(YOUR OBJECTIVE): Take every line from the listing below that includes "bundok" and copy it.

(LISTED RECORDS):
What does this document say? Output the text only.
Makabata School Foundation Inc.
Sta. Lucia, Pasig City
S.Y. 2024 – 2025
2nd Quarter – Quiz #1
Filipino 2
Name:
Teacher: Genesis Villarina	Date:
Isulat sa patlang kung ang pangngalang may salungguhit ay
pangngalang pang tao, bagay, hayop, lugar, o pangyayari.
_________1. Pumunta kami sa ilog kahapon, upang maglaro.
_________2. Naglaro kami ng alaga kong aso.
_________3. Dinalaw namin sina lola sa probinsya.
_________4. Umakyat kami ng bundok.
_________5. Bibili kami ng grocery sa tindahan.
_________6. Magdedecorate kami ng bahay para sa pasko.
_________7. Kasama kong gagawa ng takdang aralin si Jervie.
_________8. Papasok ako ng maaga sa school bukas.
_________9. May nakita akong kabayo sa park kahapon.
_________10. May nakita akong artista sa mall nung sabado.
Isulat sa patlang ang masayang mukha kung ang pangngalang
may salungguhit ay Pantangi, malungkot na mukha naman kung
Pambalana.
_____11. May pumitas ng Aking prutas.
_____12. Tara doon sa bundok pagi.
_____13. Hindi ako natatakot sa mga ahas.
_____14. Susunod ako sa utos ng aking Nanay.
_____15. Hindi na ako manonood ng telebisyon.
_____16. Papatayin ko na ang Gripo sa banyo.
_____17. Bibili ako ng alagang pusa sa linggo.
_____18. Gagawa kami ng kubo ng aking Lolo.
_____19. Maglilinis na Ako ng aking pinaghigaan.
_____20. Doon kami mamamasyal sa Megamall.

(SOLUTION TO THIS PROBLEM):
_________4. Umakyat kami ng bundok.
_____12. Tara doon sa bundok pagi.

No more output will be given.